■ **Required work**: Repeat each entry word for word. Leave any images out of the copy.

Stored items
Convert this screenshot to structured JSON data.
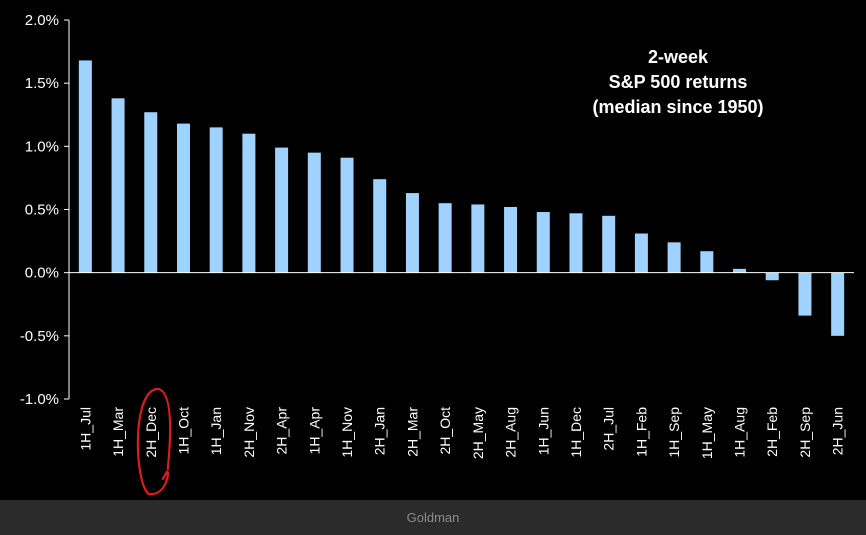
{
  "chart_data": {
    "type": "bar",
    "title_lines": [
      "2-week",
      "S&P 500 returns",
      "(median since 1950)"
    ],
    "categories": [
      "1H_Jul",
      "1H_Mar",
      "2H_Dec",
      "1H_Oct",
      "1H_Jan",
      "2H_Nov",
      "2H_Apr",
      "1H_Apr",
      "1H_Nov",
      "2H_Jan",
      "2H_Mar",
      "2H_Oct",
      "2H_May",
      "2H_Aug",
      "1H_Jun",
      "1H_Dec",
      "2H_Jul",
      "1H_Feb",
      "1H_Sep",
      "1H_May",
      "1H_Aug",
      "2H_Feb",
      "2H_Sep",
      "2H_Jun"
    ],
    "values": [
      1.68,
      1.38,
      1.27,
      1.18,
      1.15,
      1.1,
      0.99,
      0.95,
      0.91,
      0.74,
      0.63,
      0.55,
      0.54,
      0.52,
      0.48,
      0.47,
      0.45,
      0.31,
      0.24,
      0.17,
      0.03,
      -0.06,
      -0.34,
      -0.5
    ],
    "yticks": [
      "2.0%",
      "1.5%",
      "1.0%",
      "0.5%",
      "0.0%",
      "-0.5%",
      "-1.0%"
    ],
    "ylim": [
      -1.0,
      2.0
    ],
    "highlighted_category": "2H_Dec",
    "bar_color": "#9fd2ff",
    "highlight_color": "#d81e1e",
    "legend": "none",
    "grid": false
  },
  "caption": "Goldman"
}
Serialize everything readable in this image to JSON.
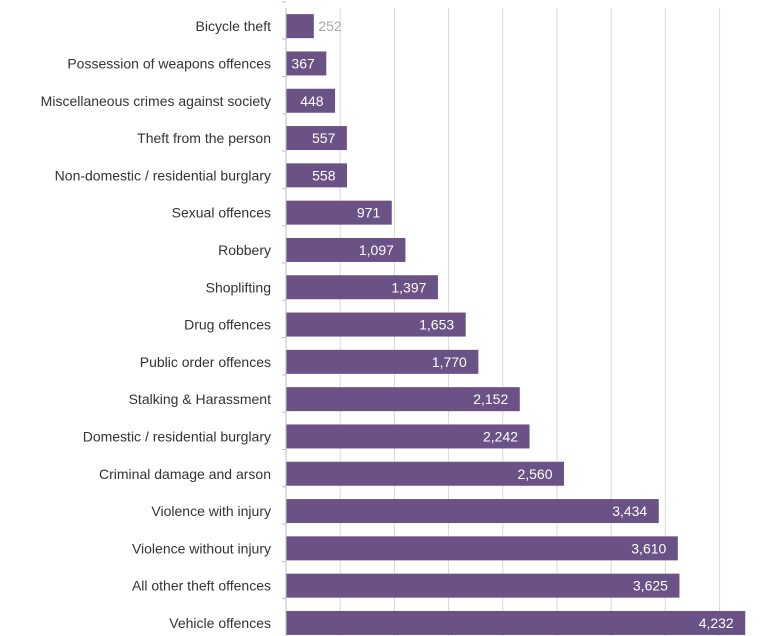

■ **Task answer**:
Convert this screenshot to structured JSON data.
{
  "chart_data": {
    "type": "bar",
    "title_lines": [
      "2-week",
      "S&P 500 returns",
      "(median since 1950)"
    ],
    "categories": [
      "1H_Jul",
      "1H_Mar",
      "2H_Dec",
      "1H_Oct",
      "1H_Jan",
      "2H_Nov",
      "2H_Apr",
      "1H_Apr",
      "1H_Nov",
      "2H_Jan",
      "2H_Mar",
      "2H_Oct",
      "2H_May",
      "2H_Aug",
      "1H_Jun",
      "1H_Dec",
      "2H_Jul",
      "1H_Feb",
      "1H_Sep",
      "1H_May",
      "1H_Aug",
      "2H_Feb",
      "2H_Sep",
      "2H_Jun"
    ],
    "values": [
      1.68,
      1.38,
      1.27,
      1.18,
      1.15,
      1.1,
      0.99,
      0.95,
      0.91,
      0.74,
      0.63,
      0.55,
      0.54,
      0.52,
      0.48,
      0.47,
      0.45,
      0.31,
      0.24,
      0.17,
      0.03,
      -0.06,
      -0.34,
      -0.5
    ],
    "yticks": [
      "2.0%",
      "1.5%",
      "1.0%",
      "0.5%",
      "0.0%",
      "-0.5%",
      "-1.0%"
    ],
    "ylim": [
      -1.0,
      2.0
    ],
    "highlighted_category": "2H_Dec",
    "bar_color": "#9fd2ff",
    "highlight_color": "#d81e1e",
    "legend": "none",
    "grid": false
  },
  "caption": "Goldman"
}
Serialize everything readable in this image to JSON.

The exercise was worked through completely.